- **WHAT TO PRODUCE**
Every record must be repeated exactly, with no omission.

- **RECORD LIST**

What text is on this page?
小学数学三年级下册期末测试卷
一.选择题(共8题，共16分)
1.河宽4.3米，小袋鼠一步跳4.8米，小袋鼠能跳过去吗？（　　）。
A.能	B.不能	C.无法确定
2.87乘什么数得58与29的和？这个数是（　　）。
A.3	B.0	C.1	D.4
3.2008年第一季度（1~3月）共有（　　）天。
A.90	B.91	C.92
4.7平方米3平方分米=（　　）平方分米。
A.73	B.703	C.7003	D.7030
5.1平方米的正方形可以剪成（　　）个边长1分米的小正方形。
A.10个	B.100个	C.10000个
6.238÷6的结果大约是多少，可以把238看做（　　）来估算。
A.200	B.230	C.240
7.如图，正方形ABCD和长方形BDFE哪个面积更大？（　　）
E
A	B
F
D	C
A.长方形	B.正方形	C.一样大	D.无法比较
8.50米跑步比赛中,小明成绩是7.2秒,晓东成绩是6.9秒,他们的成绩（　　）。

- **ANSWER BELOW**
What text is on this page?
小学数学三年级下册期末测试卷
一.选择题(共8题，共16分)
1.河宽4.3米，小袋鼠一步跳4.8米，小袋鼠能跳过去吗？（　　）。
A.能	B.不能	C.无法确定
2.87乘什么数得58与29的和？这个数是（　　）。
A.3	B.0	C.1	D.4
3.2008年第一季度（1~3月）共有（　　）天。
A.90	B.91	C.92
4.7平方米3平方分米=（　　）平方分米。
A.73	B.703	C.7003	D.7030
5.1平方米的正方形可以剪成（　　）个边长1分米的小正方形。
A.10个	B.100个	C.10000个
6.238÷6的结果大约是多少，可以把238看做（　　）来估算。
A.200	B.230	C.240
7.如图，正方形ABCD和长方形BDFE哪个面积更大？（　　）
E
A	B
F
D	C
A.长方形	B.正方形	C.一样大	D.无法比较
8.50米跑步比赛中,小明成绩是7.2秒,晓东成绩是6.9秒,他们的成绩（　　）。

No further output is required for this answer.